Requirement | Write out every entry word for word.

Records contained in a dataset |

::::::::::

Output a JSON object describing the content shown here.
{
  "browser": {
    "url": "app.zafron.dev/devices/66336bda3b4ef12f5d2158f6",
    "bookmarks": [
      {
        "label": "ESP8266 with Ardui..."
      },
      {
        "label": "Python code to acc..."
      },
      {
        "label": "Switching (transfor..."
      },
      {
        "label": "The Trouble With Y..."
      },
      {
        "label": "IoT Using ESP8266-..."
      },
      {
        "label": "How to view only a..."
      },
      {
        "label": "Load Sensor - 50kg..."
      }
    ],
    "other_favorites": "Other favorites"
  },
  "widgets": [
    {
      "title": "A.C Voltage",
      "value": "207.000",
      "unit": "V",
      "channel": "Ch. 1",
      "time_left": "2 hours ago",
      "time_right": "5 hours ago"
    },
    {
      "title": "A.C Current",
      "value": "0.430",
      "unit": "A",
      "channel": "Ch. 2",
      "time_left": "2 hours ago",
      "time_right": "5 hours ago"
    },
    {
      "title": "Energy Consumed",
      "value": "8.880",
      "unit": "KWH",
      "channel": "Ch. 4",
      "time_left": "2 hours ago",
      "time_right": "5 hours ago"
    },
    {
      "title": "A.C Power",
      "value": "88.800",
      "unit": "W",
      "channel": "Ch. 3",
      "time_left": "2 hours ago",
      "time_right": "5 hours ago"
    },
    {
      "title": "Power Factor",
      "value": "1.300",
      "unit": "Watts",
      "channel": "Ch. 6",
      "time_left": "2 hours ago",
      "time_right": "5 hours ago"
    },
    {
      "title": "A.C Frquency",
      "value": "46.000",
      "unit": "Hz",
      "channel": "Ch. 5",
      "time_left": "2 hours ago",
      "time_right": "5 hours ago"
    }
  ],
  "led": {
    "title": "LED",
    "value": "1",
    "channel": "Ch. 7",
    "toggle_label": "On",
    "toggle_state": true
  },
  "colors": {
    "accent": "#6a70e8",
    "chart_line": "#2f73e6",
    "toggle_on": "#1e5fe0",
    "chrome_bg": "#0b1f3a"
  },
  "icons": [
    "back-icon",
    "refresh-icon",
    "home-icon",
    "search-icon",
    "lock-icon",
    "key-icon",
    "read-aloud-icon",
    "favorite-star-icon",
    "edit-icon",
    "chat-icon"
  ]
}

::::::::::

Result of the task |
Output a JSON object describing the content shown here.
{
  "browser": {
    "url": "app.zafron.dev/devices/66336bda3b4ef12f5d2158f6",
    "bookmarks": [
      {
        "label": "ESP8266 with Ardui..."
      },
      {
        "label": "Python code to acc..."
      },
      {
        "label": "Switching (transfor..."
      },
      {
        "label": "The Trouble With Y..."
      },
      {
        "label": "IoT Using ESP8266-..."
      },
      {
        "label": "How to view only a..."
      },
      {
        "label": "Load Sensor - 50kg..."
      }
    ],
    "other_favorites": "Other favorites"
  },
  "widgets": [
    {
      "title": "A.C Voltage",
      "value": "207.000",
      "unit": "V",
      "channel": "Ch. 1",
      "time_left": "2 hours ago",
      "time_right": "5 hours ago"
    },
    {
      "title": "A.C Current",
      "value": "0.430",
      "unit": "A",
      "channel": "Ch. 2",
      "time_left": "2 hours ago",
      "time_right": "5 hours ago"
    },
    {
      "title": "Energy Consumed",
      "value": "8.880",
      "unit": "KWH",
      "channel": "Ch. 4",
      "time_left": "2 hours ago",
      "time_right": "5 hours ago"
    },
    {
      "title": "A.C Power",
      "value": "88.800",
      "unit": "W",
      "channel": "Ch. 3",
      "time_left": "2 hours ago",
      "time_right": "5 hours ago"
    },
    {
      "title": "Power Factor",
      "value": "1.300",
      "unit": "Watts",
      "channel": "Ch. 6",
      "time_left": "2 hours ago",
      "time_right": "5 hours ago"
    },
    {
      "title": "A.C Frquency",
      "value": "46.000",
      "unit": "Hz",
      "channel": "Ch. 5",
      "time_left": "2 hours ago",
      "time_right": "5 hours ago"
    }
  ],
  "led": {
    "title": "LED",
    "value": "1",
    "channel": "Ch. 7",
    "toggle_label": "On",
    "toggle_state": true
  },
  "colors": {
    "accent": "#6a70e8",
    "chart_line": "#2f73e6",
    "toggle_on": "#1e5fe0",
    "chrome_bg": "#0b1f3a"
  },
  "icons": [
    "back-icon",
    "refresh-icon",
    "home-icon",
    "search-icon",
    "lock-icon",
    "key-icon",
    "read-aloud-icon",
    "favorite-star-icon",
    "edit-icon",
    "chat-icon"
  ]
}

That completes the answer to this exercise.